> DOCUMENT EXTRACT:

McCarthy v. Palmer

113 F.2d 721 | 2d Cir. | 1940

113 F.2d 721 (1940)

McCARTHY
v.
PALMER et al.

No. 302.

Circuit Court of Appeals, Second Circuit.

July 17, 1940.

E. R. Brumley, of New York City (R. M. Peet, of New York City, of counsel), for appellants.

Thomas J. O'Neill, of New York City (Thomas J. O'Neill and Joseph G. Saile, both of New York City, of counsel), for appellee.

Before SWAN, CHASE, and PATTERSON, Circuit Judges.

CHASE, Circuit Judge.

The appellants are the reorganization trustees of the New York, New Haven, and Hartford Railroad Company. The plaintiff recovered a judgment at law against them in the District Court for the Eastern District of New York in a suit brought under the provisions of the *722 Federal Employers' Liability Act, 45 U. S.C.A. § 51 et seq.

> PROVIDED DATA:
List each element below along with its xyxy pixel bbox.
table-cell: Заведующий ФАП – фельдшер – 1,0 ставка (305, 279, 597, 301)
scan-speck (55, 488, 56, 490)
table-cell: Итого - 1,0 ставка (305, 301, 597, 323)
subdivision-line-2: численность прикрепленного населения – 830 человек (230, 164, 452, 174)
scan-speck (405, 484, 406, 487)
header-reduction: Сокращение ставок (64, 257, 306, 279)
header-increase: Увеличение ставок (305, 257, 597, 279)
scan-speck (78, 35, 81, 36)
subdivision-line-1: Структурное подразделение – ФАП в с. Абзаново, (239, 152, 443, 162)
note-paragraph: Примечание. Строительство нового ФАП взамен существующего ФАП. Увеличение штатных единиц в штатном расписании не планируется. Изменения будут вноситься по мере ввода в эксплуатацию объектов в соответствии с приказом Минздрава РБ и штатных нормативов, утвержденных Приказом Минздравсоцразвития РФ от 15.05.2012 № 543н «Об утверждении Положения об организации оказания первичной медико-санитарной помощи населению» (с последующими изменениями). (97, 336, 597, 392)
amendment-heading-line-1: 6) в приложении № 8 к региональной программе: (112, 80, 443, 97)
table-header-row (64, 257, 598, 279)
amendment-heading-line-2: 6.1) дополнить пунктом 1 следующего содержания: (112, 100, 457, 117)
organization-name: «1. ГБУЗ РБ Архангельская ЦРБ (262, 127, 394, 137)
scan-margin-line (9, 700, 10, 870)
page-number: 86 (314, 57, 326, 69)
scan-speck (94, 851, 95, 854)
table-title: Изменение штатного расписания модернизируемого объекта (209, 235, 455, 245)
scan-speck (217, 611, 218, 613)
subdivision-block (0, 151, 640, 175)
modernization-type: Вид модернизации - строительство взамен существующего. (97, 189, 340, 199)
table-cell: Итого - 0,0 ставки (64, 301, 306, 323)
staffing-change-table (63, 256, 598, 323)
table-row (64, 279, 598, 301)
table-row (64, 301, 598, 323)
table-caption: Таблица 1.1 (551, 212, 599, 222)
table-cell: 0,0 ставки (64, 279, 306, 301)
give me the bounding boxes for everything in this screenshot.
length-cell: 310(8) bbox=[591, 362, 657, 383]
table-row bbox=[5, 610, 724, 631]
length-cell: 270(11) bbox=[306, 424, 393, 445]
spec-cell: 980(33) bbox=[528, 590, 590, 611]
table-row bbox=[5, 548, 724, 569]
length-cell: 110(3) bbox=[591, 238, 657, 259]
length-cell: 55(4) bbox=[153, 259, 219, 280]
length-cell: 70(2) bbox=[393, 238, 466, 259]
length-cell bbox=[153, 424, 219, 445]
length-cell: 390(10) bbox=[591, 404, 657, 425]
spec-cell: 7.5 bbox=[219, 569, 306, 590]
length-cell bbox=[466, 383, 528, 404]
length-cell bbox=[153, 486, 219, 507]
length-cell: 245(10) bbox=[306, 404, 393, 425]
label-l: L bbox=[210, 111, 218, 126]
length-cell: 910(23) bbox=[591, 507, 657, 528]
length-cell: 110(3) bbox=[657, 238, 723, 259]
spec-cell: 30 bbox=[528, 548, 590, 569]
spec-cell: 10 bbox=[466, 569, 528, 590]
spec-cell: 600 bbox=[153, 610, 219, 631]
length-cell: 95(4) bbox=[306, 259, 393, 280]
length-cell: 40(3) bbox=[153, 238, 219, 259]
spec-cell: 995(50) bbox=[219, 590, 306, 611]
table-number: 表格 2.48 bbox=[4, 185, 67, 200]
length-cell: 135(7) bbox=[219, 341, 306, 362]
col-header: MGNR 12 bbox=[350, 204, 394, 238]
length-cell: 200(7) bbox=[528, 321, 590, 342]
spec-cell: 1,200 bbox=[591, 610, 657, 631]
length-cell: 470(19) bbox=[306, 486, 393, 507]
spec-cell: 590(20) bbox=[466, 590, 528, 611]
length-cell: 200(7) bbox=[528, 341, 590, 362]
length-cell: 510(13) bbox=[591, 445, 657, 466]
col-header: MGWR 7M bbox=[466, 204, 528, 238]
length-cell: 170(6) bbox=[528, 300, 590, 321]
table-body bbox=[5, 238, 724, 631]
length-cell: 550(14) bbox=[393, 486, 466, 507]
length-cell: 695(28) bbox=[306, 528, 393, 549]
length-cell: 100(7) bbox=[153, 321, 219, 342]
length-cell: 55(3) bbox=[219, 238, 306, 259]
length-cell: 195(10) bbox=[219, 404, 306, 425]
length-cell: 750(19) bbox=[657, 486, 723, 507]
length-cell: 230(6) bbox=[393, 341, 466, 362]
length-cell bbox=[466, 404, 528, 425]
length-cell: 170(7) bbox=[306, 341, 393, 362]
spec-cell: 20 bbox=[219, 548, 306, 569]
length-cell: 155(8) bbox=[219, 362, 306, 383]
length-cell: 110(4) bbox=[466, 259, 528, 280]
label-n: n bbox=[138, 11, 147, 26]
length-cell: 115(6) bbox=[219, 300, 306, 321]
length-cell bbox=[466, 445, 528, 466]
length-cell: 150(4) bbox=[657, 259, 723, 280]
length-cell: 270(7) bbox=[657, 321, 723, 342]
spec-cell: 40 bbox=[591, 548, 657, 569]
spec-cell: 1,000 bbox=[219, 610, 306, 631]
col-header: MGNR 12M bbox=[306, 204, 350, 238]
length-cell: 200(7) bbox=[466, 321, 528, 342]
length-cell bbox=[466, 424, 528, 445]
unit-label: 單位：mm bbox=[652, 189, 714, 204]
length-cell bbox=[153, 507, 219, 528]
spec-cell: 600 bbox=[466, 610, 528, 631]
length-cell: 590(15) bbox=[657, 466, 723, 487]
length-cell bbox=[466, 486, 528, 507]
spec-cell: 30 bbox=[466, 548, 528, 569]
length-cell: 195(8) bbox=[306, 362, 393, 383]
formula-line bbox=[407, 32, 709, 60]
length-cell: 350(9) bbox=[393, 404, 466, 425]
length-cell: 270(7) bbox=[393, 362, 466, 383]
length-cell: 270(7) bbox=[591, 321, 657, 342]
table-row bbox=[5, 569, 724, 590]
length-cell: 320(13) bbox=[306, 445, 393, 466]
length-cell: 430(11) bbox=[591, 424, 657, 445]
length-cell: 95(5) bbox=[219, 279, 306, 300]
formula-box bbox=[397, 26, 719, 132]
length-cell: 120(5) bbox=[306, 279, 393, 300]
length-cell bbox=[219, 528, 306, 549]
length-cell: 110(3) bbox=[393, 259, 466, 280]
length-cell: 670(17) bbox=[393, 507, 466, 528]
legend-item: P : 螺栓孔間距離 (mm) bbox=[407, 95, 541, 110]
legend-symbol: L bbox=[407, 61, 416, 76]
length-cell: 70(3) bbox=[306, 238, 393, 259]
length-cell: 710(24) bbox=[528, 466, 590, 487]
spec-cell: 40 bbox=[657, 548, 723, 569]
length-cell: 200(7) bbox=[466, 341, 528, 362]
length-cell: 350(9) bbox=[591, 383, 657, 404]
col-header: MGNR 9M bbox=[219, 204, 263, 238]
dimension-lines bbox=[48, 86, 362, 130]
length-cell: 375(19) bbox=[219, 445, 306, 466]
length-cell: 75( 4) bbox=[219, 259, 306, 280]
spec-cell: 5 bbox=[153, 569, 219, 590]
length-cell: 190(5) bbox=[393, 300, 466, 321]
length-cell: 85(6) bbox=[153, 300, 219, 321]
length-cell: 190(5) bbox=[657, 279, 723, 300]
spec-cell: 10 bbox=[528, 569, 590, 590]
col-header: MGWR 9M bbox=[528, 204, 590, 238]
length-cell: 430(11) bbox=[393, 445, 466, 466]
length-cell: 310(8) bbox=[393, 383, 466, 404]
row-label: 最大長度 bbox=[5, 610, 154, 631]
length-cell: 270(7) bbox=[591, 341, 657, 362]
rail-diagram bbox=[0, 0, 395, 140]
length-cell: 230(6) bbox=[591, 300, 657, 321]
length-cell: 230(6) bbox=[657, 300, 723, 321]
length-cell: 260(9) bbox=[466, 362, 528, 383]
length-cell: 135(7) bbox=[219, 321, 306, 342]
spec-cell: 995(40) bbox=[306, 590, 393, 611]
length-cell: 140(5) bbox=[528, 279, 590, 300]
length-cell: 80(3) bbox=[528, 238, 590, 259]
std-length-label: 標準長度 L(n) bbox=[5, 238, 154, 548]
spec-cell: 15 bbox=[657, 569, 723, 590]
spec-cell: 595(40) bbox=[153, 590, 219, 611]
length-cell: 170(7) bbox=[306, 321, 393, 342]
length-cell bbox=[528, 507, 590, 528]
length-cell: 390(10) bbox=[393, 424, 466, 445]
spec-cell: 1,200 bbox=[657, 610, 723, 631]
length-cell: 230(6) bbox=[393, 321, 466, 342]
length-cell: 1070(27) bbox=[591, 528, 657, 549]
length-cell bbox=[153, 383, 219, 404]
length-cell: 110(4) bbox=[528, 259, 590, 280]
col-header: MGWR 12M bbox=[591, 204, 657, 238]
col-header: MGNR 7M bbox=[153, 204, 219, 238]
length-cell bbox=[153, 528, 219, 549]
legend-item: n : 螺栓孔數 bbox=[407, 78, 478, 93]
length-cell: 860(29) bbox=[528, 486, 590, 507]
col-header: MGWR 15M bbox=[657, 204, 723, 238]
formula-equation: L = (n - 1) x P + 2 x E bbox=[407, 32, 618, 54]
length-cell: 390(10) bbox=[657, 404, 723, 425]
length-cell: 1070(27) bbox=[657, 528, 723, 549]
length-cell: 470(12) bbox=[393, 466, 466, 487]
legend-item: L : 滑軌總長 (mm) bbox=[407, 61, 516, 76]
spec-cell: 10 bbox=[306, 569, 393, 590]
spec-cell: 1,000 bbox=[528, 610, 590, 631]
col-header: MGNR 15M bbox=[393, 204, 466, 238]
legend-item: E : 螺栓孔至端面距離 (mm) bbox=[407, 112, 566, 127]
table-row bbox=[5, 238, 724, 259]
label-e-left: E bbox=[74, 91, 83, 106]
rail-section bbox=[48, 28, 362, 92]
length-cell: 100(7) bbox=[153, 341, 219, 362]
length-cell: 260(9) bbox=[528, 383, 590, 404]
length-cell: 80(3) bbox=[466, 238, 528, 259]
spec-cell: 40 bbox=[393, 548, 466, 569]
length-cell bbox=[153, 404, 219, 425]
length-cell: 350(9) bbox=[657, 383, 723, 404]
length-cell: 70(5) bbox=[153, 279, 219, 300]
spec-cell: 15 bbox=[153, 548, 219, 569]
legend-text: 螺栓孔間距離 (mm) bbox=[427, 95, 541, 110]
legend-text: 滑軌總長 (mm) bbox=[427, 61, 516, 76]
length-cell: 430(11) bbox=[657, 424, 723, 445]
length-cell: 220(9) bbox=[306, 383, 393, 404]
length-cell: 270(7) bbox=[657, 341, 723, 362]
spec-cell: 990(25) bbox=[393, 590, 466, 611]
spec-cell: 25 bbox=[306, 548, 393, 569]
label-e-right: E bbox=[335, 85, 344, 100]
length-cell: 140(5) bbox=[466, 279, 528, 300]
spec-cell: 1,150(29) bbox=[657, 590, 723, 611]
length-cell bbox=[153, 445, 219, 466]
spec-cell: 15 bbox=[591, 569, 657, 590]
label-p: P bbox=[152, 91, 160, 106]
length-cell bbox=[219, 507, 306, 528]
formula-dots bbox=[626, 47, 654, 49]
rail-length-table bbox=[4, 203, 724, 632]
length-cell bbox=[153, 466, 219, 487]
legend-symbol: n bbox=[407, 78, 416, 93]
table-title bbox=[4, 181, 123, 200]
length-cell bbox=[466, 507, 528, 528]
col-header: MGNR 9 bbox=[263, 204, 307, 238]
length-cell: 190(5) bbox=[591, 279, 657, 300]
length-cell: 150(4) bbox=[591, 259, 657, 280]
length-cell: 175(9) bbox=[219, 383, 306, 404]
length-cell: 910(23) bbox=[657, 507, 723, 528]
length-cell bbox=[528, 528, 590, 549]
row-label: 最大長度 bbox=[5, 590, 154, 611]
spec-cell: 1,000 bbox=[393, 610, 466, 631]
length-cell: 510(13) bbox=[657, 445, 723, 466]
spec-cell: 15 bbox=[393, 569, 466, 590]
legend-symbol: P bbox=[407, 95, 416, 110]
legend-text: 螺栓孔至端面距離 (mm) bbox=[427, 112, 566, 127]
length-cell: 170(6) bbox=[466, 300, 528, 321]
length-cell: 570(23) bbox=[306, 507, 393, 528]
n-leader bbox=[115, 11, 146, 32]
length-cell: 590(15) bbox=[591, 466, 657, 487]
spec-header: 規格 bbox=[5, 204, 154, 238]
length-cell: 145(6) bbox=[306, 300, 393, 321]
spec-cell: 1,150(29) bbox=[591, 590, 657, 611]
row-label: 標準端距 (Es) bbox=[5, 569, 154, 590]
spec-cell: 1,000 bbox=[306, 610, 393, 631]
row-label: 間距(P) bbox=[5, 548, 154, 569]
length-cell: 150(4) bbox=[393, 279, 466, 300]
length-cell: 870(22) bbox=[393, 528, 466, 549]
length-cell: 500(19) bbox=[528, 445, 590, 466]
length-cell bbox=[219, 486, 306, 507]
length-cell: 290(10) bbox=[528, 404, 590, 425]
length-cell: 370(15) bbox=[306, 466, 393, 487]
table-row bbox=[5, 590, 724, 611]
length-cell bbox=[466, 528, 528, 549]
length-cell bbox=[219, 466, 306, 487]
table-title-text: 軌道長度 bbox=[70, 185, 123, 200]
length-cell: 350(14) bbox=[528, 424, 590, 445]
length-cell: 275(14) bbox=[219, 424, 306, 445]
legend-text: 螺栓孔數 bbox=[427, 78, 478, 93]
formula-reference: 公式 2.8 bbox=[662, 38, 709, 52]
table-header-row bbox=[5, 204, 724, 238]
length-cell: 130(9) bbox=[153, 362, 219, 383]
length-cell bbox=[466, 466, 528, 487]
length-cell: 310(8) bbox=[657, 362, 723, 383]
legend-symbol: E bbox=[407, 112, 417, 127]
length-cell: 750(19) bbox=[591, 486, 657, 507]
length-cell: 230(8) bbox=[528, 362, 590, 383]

> REQUIREMENT 1: Translate this sentence from the McCarthy v. Palmer opinion into Spanish: "The appellants are the reorganization trustees of the New York, New Haven, and Hartford Railroad Company."
> REQUIREMENT 2: According to the McCarthy v. Palmer opinion, which circuit judges heard the case?
> REQUIREMENT 3: Carry the McCarthy v. Palmer opinion forward from its last sentence.
The rows come from a source unrelated to the McCarthy v. Palmer opinion.

> EXERCISE OUTPUT 1: Los apelantes son los síndicos de reorganización de la New York, New Haven, and Hartford Railroad Company.

> EXERCISE OUTPUT 2: Swan, Chase, and Patterson heard the case.

> EXERCISE OUTPUT 3:
He was a brakeman in the crew of an inspection train of the appellants, consisting of an engine and caboose, who was badly hurt on the afternoon of September 23, 1938, while attempting to alight from the slowly moving caboose near the appellants' station at Danbury, Conn. He lost his balance as he stepped through the door of the caboose to the platform and fell down the steps to the ground. There was sharply contradicted evidence from which the jury was justified in finding that he tripped on a burlap bag which had been tacked to the platform for a mat and which had negligently been permitted by the appellants to remain there after it became bunched and torn in use. The jury was also justified in finding that the mat had been in such condition for several days to the knowledge of the plaintiff who had twice called the attention of the conductor to its condition and had been assured that it would be replaced.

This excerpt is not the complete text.